> STATED PROBLEM
Your task is to output the data exactly as it stands.

Collection entries
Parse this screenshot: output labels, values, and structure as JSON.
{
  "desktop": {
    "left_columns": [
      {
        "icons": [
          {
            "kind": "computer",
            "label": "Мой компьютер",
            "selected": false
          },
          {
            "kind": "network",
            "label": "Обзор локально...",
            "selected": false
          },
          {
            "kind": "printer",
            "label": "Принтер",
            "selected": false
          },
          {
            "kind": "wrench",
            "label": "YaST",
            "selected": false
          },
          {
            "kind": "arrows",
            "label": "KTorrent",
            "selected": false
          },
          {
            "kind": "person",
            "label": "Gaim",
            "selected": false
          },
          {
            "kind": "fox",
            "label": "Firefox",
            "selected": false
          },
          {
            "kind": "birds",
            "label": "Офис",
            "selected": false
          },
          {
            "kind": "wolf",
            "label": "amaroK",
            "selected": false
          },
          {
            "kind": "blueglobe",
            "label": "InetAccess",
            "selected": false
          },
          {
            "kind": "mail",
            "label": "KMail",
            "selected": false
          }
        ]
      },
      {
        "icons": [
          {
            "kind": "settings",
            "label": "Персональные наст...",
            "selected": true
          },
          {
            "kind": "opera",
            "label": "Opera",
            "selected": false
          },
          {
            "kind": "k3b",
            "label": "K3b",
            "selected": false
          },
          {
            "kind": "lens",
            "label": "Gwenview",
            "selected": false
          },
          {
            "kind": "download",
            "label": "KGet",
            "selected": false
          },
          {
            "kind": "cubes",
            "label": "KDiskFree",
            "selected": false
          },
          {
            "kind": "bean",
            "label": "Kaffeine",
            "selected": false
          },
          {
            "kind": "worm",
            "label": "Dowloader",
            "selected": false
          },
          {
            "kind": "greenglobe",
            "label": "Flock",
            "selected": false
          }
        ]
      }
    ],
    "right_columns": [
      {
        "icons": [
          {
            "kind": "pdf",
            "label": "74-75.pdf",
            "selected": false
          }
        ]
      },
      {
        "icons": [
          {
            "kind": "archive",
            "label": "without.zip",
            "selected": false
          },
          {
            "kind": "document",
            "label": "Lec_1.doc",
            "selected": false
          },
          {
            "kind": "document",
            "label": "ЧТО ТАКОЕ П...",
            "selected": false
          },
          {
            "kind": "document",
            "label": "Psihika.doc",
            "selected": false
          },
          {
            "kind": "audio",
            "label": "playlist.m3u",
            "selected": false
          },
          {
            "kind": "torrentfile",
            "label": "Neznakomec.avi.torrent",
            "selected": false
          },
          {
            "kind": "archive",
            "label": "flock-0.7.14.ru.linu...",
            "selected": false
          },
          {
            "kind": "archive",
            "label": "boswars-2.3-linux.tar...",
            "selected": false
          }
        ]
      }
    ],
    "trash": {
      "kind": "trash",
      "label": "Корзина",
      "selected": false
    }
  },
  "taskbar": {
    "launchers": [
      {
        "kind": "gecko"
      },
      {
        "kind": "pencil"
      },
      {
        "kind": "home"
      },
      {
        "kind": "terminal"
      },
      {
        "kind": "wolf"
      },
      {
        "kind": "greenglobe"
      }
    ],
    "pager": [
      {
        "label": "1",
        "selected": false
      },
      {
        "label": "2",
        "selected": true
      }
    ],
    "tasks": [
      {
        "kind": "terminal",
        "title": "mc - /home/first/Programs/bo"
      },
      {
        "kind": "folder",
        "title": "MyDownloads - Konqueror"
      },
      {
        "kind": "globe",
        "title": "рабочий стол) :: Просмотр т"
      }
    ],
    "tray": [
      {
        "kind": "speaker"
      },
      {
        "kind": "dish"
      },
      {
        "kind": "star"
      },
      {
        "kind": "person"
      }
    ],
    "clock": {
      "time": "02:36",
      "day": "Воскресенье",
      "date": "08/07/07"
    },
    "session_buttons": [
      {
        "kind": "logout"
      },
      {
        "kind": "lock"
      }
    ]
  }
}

> PROBLEM SOLUTION
Parse this screenshot: output labels, values, and structure as JSON.
{
  "desktop": {
    "left_columns": [
      {
        "icons": [
          {
            "kind": "computer",
            "label": "Мой компьютер",
            "selected": false
          },
          {
            "kind": "network",
            "label": "Обзор локально...",
            "selected": false
          },
          {
            "kind": "printer",
            "label": "Принтер",
            "selected": false
          },
          {
            "kind": "wrench",
            "label": "YaST",
            "selected": false
          },
          {
            "kind": "arrows",
            "label": "KTorrent",
            "selected": false
          },
          {
            "kind": "person",
            "label": "Gaim",
            "selected": false
          },
          {
            "kind": "fox",
            "label": "Firefox",
            "selected": false
          },
          {
            "kind": "birds",
            "label": "Офис",
            "selected": false
          },
          {
            "kind": "wolf",
            "label": "amaroK",
            "selected": false
          },
          {
            "kind": "blueglobe",
            "label": "InetAccess",
            "selected": false
          },
          {
            "kind": "mail",
            "label": "KMail",
            "selected": false
          }
        ]
      },
      {
        "icons": [
          {
            "kind": "settings",
            "label": "Персональные наст...",
            "selected": true
          },
          {
            "kind": "opera",
            "label": "Opera",
            "selected": false
          },
          {
            "kind": "k3b",
            "label": "K3b",
            "selected": false
          },
          {
            "kind": "lens",
            "label": "Gwenview",
            "selected": false
          },
          {
            "kind": "download",
            "label": "KGet",
            "selected": false
          },
          {
            "kind": "cubes",
            "label": "KDiskFree",
            "selected": false
          },
          {
            "kind": "bean",
            "label": "Kaffeine",
            "selected": false
          },
          {
            "kind": "worm",
            "label": "Dowloader",
            "selected": false
          },
          {
            "kind": "greenglobe",
            "label": "Flock",
            "selected": false
          }
        ]
      }
    ],
    "right_columns": [
      {
        "icons": [
          {
            "kind": "pdf",
            "label": "74-75.pdf",
            "selected": false
          }
        ]
      },
      {
        "icons": [
          {
            "kind": "archive",
            "label": "without.zip",
            "selected": false
          },
          {
            "kind": "document",
            "label": "Lec_1.doc",
            "selected": false
          },
          {
            "kind": "document",
            "label": "ЧТО ТАКОЕ П...",
            "selected": false
          },
          {
            "kind": "document",
            "label": "Psihika.doc",
            "selected": false
          },
          {
            "kind": "audio",
            "label": "playlist.m3u",
            "selected": false
          },
          {
            "kind": "torrentfile",
            "label": "Neznakomec.avi.torrent",
            "selected": false
          },
          {
            "kind": "archive",
            "label": "flock-0.7.14.ru.linu...",
            "selected": false
          },
          {
            "kind": "archive",
            "label": "boswars-2.3-linux.tar...",
            "selected": false
          }
        ]
      }
    ],
    "trash": {
      "kind": "trash",
      "label": "Корзина",
      "selected": false
    }
  },
  "taskbar": {
    "launchers": [
      {
        "kind": "gecko"
      },
      {
        "kind": "pencil"
      },
      {
        "kind": "home"
      },
      {
        "kind": "terminal"
      },
      {
        "kind": "wolf"
      },
      {
        "kind": "greenglobe"
      }
    ],
    "pager": [
      {
        "label": "1",
        "selected": false
      },
      {
        "label": "2",
        "selected": true
      }
    ],
    "tasks": [
      {
        "kind": "terminal",
        "title": "mc - /home/first/Programs/bo"
      },
      {
        "kind": "folder",
        "title": "MyDownloads - Konqueror"
      },
      {
        "kind": "globe",
        "title": "рабочий стол) :: Просмотр т"
      }
    ],
    "tray": [
      {
        "kind": "speaker"
      },
      {
        "kind": "dish"
      },
      {
        "kind": "star"
      },
      {
        "kind": "person"
      }
    ],
    "clock": {
      "time": "02:36",
      "day": "Воскресенье",
      "date": "08/07/07"
    },
    "session_buttons": [
      {
        "kind": "logout"
      },
      {
        "kind": "lock"
      }
    ]
  }
}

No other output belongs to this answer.